(EXERCISE)
Go through the records and write each one out again exactly.

(DATA FOR ANALYSIS)
# # # # # # #
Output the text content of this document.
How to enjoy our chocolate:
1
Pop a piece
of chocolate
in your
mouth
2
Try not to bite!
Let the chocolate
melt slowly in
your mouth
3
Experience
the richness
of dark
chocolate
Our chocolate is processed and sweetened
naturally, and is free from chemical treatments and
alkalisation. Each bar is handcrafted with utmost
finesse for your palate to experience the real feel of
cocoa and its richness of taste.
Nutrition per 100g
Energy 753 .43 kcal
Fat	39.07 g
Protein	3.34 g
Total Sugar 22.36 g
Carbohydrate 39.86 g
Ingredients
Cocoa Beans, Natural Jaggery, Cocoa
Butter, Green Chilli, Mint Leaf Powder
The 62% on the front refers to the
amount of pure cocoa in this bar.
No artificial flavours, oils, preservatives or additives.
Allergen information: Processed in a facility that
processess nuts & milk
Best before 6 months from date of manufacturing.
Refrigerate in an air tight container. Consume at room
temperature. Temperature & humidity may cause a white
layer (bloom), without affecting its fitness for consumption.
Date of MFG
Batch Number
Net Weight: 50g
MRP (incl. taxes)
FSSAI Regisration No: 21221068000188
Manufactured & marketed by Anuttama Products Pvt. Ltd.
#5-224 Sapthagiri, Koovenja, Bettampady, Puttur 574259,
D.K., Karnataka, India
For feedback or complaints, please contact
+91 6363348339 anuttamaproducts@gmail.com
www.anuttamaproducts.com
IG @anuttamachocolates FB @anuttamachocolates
# # # # # # #
(EXPECTED OUTPUT)
Output the text content of this document.
How to enjoy our chocolate:
1
Pop a piece
of chocolate
in your
mouth
2
Try not to bite!
Let the chocolate
melt slowly in
your mouth
3
Experience
the richness
of dark
chocolate
Our chocolate is processed and sweetened
naturally, and is free from chemical treatments and
alkalisation. Each bar is handcrafted with utmost
finesse for your palate to experience the real feel of
cocoa and its richness of taste.
Nutrition per 100g
Energy 753 .43 kcal
Fat	39.07 g
Protein	3.34 g
Total Sugar 22.36 g
Carbohydrate 39.86 g
Ingredients
Cocoa Beans, Natural Jaggery, Cocoa
Butter, Green Chilli, Mint Leaf Powder
The 62% on the front refers to the
amount of pure cocoa in this bar.
No artificial flavours, oils, preservatives or additives.
Allergen information: Processed in a facility that
processess nuts & milk
Best before 6 months from date of manufacturing.
Refrigerate in an air tight container. Consume at room
temperature. Temperature & humidity may cause a white
layer (bloom), without affecting its fitness for consumption.
Date of MFG
Batch Number
Net Weight: 50g
MRP (incl. taxes)
FSSAI Regisration No: 21221068000188
Manufactured & marketed by Anuttama Products Pvt. Ltd.
#5-224 Sapthagiri, Koovenja, Bettampady, Puttur 574259,
D.K., Karnataka, India
For feedback or complaints, please contact
+91 6363348339 anuttamaproducts@gmail.com
www.anuttamaproducts.com
IG @anuttamachocolates FB @anuttamachocolates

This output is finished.